◆ **What you are asked to do**
Would you write out the entries below, every one of them, exactly?
□ □ □ □ □
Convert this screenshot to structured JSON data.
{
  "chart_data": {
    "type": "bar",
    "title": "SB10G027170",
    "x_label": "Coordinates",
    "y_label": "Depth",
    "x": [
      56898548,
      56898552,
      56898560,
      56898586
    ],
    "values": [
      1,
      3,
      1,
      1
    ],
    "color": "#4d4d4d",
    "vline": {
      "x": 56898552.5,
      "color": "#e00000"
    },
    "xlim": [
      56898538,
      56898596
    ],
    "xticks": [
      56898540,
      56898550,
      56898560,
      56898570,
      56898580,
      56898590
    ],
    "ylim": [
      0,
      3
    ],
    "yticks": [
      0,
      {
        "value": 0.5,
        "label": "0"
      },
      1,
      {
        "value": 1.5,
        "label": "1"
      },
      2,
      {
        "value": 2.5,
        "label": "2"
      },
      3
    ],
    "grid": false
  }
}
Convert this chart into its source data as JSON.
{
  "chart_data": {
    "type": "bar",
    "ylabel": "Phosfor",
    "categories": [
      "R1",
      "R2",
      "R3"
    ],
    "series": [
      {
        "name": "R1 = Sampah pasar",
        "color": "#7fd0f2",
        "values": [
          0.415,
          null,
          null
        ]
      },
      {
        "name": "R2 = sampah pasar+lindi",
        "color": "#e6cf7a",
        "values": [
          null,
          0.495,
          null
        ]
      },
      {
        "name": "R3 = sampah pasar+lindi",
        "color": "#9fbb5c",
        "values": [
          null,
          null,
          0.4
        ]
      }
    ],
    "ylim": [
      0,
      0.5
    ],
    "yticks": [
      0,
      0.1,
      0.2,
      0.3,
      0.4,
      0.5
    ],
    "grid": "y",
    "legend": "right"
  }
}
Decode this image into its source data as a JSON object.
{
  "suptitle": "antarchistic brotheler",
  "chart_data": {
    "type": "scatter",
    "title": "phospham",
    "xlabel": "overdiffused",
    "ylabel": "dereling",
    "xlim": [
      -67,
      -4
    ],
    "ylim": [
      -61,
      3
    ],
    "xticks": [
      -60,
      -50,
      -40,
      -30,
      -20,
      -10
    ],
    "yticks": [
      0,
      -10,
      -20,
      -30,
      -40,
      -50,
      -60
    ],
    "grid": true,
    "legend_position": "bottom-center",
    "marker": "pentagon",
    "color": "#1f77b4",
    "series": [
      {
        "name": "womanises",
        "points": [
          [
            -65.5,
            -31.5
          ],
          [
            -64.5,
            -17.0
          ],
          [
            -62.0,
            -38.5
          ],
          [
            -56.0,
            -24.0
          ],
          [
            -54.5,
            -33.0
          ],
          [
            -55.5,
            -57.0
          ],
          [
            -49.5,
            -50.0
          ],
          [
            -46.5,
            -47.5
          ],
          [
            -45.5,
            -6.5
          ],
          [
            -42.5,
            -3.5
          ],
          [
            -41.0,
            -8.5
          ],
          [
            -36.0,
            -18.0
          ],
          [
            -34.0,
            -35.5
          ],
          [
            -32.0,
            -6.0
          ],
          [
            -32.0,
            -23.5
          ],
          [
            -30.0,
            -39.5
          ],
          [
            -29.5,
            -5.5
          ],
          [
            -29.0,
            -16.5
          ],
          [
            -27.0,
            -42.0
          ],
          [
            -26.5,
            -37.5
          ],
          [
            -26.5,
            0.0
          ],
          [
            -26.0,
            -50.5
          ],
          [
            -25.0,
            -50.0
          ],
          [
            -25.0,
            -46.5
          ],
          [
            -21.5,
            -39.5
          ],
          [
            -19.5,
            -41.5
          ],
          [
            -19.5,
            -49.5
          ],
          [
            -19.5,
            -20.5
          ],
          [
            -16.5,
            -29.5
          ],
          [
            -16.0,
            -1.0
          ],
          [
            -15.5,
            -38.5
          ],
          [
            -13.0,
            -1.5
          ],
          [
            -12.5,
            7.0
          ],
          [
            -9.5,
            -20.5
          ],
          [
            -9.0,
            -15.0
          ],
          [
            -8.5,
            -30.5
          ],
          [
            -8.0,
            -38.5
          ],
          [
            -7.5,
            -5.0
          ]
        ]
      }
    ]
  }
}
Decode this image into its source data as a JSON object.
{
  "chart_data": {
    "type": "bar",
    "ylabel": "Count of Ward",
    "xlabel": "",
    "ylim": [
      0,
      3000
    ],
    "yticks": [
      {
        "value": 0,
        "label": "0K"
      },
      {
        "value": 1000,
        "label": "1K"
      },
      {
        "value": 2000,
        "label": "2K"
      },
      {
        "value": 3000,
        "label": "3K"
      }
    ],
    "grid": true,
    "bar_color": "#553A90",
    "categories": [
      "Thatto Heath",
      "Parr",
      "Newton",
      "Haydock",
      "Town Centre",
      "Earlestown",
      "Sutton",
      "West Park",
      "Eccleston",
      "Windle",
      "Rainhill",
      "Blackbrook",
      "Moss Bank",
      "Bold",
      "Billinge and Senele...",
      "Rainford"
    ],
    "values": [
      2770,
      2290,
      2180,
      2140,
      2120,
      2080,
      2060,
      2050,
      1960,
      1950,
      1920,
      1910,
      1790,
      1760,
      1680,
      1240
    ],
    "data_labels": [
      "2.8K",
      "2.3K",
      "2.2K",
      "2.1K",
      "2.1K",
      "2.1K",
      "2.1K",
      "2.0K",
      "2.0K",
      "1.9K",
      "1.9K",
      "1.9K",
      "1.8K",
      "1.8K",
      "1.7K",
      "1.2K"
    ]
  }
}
□ □ □ □ □
◆ **Output of the task**
Convert this screenshot to structured JSON data.
{
  "chart_data": {
    "type": "bar",
    "title": "SB10G027170",
    "x_label": "Coordinates",
    "y_label": "Depth",
    "x": [
      56898548,
      56898552,
      56898560,
      56898586
    ],
    "values": [
      1,
      3,
      1,
      1
    ],
    "color": "#4d4d4d",
    "vline": {
      "x": 56898552.5,
      "color": "#e00000"
    },
    "xlim": [
      56898538,
      56898596
    ],
    "xticks": [
      56898540,
      56898550,
      56898560,
      56898570,
      56898580,
      56898590
    ],
    "ylim": [
      0,
      3
    ],
    "yticks": [
      0,
      {
        "value": 0.5,
        "label": "0"
      },
      1,
      {
        "value": 1.5,
        "label": "1"
      },
      2,
      {
        "value": 2.5,
        "label": "2"
      },
      3
    ],
    "grid": false
  }
}
Convert this chart into its source data as JSON.
{
  "chart_data": {
    "type": "bar",
    "ylabel": "Phosfor",
    "categories": [
      "R1",
      "R2",
      "R3"
    ],
    "series": [
      {
        "name": "R1 = Sampah pasar",
        "color": "#7fd0f2",
        "values": [
          0.415,
          null,
          null
        ]
      },
      {
        "name": "R2 = sampah pasar+lindi",
        "color": "#e6cf7a",
        "values": [
          null,
          0.495,
          null
        ]
      },
      {
        "name": "R3 = sampah pasar+lindi",
        "color": "#9fbb5c",
        "values": [
          null,
          null,
          0.4
        ]
      }
    ],
    "ylim": [
      0,
      0.5
    ],
    "yticks": [
      0,
      0.1,
      0.2,
      0.3,
      0.4,
      0.5
    ],
    "grid": "y",
    "legend": "right"
  }
}
Decode this image into its source data as a JSON object.
{
  "suptitle": "antarchistic brotheler",
  "chart_data": {
    "type": "scatter",
    "title": "phospham",
    "xlabel": "overdiffused",
    "ylabel": "dereling",
    "xlim": [
      -67,
      -4
    ],
    "ylim": [
      -61,
      3
    ],
    "xticks": [
      -60,
      -50,
      -40,
      -30,
      -20,
      -10
    ],
    "yticks": [
      0,
      -10,
      -20,
      -30,
      -40,
      -50,
      -60
    ],
    "grid": true,
    "legend_position": "bottom-center",
    "marker": "pentagon",
    "color": "#1f77b4",
    "series": [
      {
        "name": "womanises",
        "points": [
          [
            -65.5,
            -31.5
          ],
          [
            -64.5,
            -17.0
          ],
          [
            -62.0,
            -38.5
          ],
          [
            -56.0,
            -24.0
          ],
          [
            -54.5,
            -33.0
          ],
          [
            -55.5,
            -57.0
          ],
          [
            -49.5,
            -50.0
          ],
          [
            -46.5,
            -47.5
          ],
          [
            -45.5,
            -6.5
          ],
          [
            -42.5,
            -3.5
          ],
          [
            -41.0,
            -8.5
          ],
          [
            -36.0,
            -18.0
          ],
          [
            -34.0,
            -35.5
          ],
          [
            -32.0,
            -6.0
          ],
          [
            -32.0,
            -23.5
          ],
          [
            -30.0,
            -39.5
          ],
          [
            -29.5,
            -5.5
          ],
          [
            -29.0,
            -16.5
          ],
          [
            -27.0,
            -42.0
          ],
          [
            -26.5,
            -37.5
          ],
          [
            -26.5,
            0.0
          ],
          [
            -26.0,
            -50.5
          ],
          [
            -25.0,
            -50.0
          ],
          [
            -25.0,
            -46.5
          ],
          [
            -21.5,
            -39.5
          ],
          [
            -19.5,
            -41.5
          ],
          [
            -19.5,
            -49.5
          ],
          [
            -19.5,
            -20.5
          ],
          [
            -16.5,
            -29.5
          ],
          [
            -16.0,
            -1.0
          ],
          [
            -15.5,
            -38.5
          ],
          [
            -13.0,
            -1.5
          ],
          [
            -12.5,
            7.0
          ],
          [
            -9.5,
            -20.5
          ],
          [
            -9.0,
            -15.0
          ],
          [
            -8.5,
            -30.5
          ],
          [
            -8.0,
            -38.5
          ],
          [
            -7.5,
            -5.0
          ]
        ]
      }
    ]
  }
}
Decode this image into its source data as a JSON object.
{
  "chart_data": {
    "type": "bar",
    "ylabel": "Count of Ward",
    "xlabel": "",
    "ylim": [
      0,
      3000
    ],
    "yticks": [
      {
        "value": 0,
        "label": "0K"
      },
      {
        "value": 1000,
        "label": "1K"
      },
      {
        "value": 2000,
        "label": "2K"
      },
      {
        "value": 3000,
        "label": "3K"
      }
    ],
    "grid": true,
    "bar_color": "#553A90",
    "categories": [
      "Thatto Heath",
      "Parr",
      "Newton",
      "Haydock",
      "Town Centre",
      "Earlestown",
      "Sutton",
      "West Park",
      "Eccleston",
      "Windle",
      "Rainhill",
      "Blackbrook",
      "Moss Bank",
      "Bold",
      "Billinge and Senele...",
      "Rainford"
    ],
    "values": [
      2770,
      2290,
      2180,
      2140,
      2120,
      2080,
      2060,
      2050,
      1960,
      1950,
      1920,
      1910,
      1790,
      1760,
      1680,
      1240
    ],
    "data_labels": [
      "2.8K",
      "2.3K",
      "2.2K",
      "2.1K",
      "2.1K",
      "2.1K",
      "2.1K",
      "2.0K",
      "2.0K",
      "1.9K",
      "1.9K",
      "1.9K",
      "1.8K",
      "1.8K",
      "1.7K",
      "1.2K"
    ]
  }
}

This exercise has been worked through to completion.